-- BEGIN Input rows --

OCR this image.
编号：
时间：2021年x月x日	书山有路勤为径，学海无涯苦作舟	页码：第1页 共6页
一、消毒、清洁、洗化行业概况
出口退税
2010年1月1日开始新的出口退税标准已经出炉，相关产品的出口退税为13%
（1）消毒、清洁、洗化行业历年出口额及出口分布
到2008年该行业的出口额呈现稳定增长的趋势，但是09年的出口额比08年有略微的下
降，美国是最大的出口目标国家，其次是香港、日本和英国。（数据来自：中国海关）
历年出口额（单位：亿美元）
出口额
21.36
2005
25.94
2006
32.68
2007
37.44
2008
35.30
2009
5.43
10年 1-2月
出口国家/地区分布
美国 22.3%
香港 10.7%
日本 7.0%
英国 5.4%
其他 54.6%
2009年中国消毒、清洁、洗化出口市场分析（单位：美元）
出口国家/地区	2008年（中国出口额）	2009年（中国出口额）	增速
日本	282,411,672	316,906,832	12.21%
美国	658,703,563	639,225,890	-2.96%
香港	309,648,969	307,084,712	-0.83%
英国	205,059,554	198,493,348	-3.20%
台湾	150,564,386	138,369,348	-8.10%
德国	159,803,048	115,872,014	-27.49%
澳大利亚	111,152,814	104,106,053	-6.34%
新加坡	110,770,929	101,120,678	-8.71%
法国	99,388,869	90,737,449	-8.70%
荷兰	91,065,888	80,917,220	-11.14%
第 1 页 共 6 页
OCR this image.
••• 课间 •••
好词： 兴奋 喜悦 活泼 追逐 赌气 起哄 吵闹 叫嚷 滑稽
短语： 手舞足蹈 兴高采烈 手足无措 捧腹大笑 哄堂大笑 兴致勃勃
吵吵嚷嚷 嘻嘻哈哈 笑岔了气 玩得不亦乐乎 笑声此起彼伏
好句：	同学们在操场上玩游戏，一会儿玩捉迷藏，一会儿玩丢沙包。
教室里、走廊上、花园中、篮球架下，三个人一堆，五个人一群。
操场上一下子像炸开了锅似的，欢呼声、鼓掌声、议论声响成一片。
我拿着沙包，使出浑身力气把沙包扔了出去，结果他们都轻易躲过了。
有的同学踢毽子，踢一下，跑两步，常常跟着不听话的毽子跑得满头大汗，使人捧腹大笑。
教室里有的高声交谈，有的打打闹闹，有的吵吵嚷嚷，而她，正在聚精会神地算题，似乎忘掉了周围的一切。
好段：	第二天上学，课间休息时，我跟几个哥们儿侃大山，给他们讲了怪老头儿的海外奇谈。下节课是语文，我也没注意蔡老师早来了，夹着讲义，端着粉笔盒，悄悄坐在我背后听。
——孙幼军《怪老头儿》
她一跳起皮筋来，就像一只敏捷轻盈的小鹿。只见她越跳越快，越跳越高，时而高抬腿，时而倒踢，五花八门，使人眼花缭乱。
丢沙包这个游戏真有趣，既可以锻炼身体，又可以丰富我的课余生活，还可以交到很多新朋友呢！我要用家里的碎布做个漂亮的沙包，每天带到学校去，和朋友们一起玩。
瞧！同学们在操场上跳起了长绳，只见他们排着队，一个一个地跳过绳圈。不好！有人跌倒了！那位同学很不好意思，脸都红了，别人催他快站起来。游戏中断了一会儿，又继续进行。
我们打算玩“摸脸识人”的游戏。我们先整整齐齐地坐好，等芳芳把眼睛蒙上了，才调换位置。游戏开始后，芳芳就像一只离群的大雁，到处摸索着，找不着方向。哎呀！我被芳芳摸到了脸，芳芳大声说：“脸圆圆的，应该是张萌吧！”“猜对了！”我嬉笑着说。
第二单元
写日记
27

-- END Input rows --

Short task:
Return all of the entries word for word.

The output:
OCR this image.
编号：
时间：2021年x月x日	书山有路勤为径，学海无涯苦作舟	页码：第1页 共6页
一、消毒、清洁、洗化行业概况
出口退税
2010年1月1日开始新的出口退税标准已经出炉，相关产品的出口退税为13%
（1）消毒、清洁、洗化行业历年出口额及出口分布
到2008年该行业的出口额呈现稳定增长的趋势，但是09年的出口额比08年有略微的下
降，美国是最大的出口目标国家，其次是香港、日本和英国。（数据来自：中国海关）
历年出口额（单位：亿美元）
出口额
21.36
2005
25.94
2006
32.68
2007
37.44
2008
35.30
2009
5.43
10年 1-2月
出口国家/地区分布
美国 22.3%
香港 10.7%
日本 7.0%
英国 5.4%
其他 54.6%
2009年中国消毒、清洁、洗化出口市场分析（单位：美元）
出口国家/地区	2008年（中国出口额）	2009年（中国出口额）	增速
日本	282,411,672	316,906,832	12.21%
美国	658,703,563	639,225,890	-2.96%
香港	309,648,969	307,084,712	-0.83%
英国	205,059,554	198,493,348	-3.20%
台湾	150,564,386	138,369,348	-8.10%
德国	159,803,048	115,872,014	-27.49%
澳大利亚	111,152,814	104,106,053	-6.34%
新加坡	110,770,929	101,120,678	-8.71%
法国	99,388,869	90,737,449	-8.70%
荷兰	91,065,888	80,917,220	-11.14%
第 1 页 共 6 页
OCR this image.
••• 课间 •••
好词： 兴奋 喜悦 活泼 追逐 赌气 起哄 吵闹 叫嚷 滑稽
短语： 手舞足蹈 兴高采烈 手足无措 捧腹大笑 哄堂大笑 兴致勃勃
吵吵嚷嚷 嘻嘻哈哈 笑岔了气 玩得不亦乐乎 笑声此起彼伏
好句：	同学们在操场上玩游戏，一会儿玩捉迷藏，一会儿玩丢沙包。
教室里、走廊上、花园中、篮球架下，三个人一堆，五个人一群。
操场上一下子像炸开了锅似的，欢呼声、鼓掌声、议论声响成一片。
我拿着沙包，使出浑身力气把沙包扔了出去，结果他们都轻易躲过了。
有的同学踢毽子，踢一下，跑两步，常常跟着不听话的毽子跑得满头大汗，使人捧腹大笑。
教室里有的高声交谈，有的打打闹闹，有的吵吵嚷嚷，而她，正在聚精会神地算题，似乎忘掉了周围的一切。
好段：	第二天上学，课间休息时，我跟几个哥们儿侃大山，给他们讲了怪老头儿的海外奇谈。下节课是语文，我也没注意蔡老师早来了，夹着讲义，端着粉笔盒，悄悄坐在我背后听。
——孙幼军《怪老头儿》
她一跳起皮筋来，就像一只敏捷轻盈的小鹿。只见她越跳越快，越跳越高，时而高抬腿，时而倒踢，五花八门，使人眼花缭乱。
丢沙包这个游戏真有趣，既可以锻炼身体，又可以丰富我的课余生活，还可以交到很多新朋友呢！我要用家里的碎布做个漂亮的沙包，每天带到学校去，和朋友们一起玩。
瞧！同学们在操场上跳起了长绳，只见他们排着队，一个一个地跳过绳圈。不好！有人跌倒了！那位同学很不好意思，脸都红了，别人催他快站起来。游戏中断了一会儿，又继续进行。
我们打算玩“摸脸识人”的游戏。我们先整整齐齐地坐好，等芳芳把眼睛蒙上了，才调换位置。游戏开始后，芳芳就像一只离群的大雁，到处摸索着，找不着方向。哎呀！我被芳芳摸到了脸，芳芳大声说：“脸圆圆的，应该是张萌吧！”“猜对了！”我嬉笑着说。
第二单元
写日记
27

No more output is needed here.